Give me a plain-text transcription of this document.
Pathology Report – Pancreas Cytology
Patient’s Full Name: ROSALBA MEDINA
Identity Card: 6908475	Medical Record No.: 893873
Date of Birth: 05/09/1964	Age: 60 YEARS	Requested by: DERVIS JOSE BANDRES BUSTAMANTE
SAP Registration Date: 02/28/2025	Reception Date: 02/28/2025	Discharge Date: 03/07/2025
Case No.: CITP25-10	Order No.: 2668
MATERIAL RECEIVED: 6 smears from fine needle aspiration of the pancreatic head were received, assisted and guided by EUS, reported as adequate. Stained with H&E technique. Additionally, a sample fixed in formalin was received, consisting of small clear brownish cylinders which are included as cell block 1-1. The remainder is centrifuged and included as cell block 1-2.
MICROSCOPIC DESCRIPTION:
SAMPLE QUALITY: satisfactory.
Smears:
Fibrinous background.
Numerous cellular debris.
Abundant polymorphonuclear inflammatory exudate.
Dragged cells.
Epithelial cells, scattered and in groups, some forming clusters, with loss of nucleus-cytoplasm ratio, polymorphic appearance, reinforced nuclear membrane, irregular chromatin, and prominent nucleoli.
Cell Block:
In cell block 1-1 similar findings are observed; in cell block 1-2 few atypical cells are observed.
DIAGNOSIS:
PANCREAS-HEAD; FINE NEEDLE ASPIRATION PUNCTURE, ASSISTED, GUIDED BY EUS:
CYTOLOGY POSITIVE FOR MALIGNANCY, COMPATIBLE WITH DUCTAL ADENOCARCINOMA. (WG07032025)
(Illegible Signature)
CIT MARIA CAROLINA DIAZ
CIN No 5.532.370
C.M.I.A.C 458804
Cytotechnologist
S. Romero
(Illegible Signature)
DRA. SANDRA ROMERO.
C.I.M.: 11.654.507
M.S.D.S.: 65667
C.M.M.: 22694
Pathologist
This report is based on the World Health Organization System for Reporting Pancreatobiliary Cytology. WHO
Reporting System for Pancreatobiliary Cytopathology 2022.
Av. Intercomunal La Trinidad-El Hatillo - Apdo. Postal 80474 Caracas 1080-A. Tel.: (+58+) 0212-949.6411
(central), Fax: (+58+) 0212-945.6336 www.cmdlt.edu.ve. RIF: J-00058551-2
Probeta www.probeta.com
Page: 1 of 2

**What you should do**
Scan the data, and report each line that uses the word "System".

**Output of the exercise**
This report is based on the World Health Organization System for Reporting Pancreatobiliary Cytology. WHO
Reporting System for Pancreatobiliary Cytopathology 2022.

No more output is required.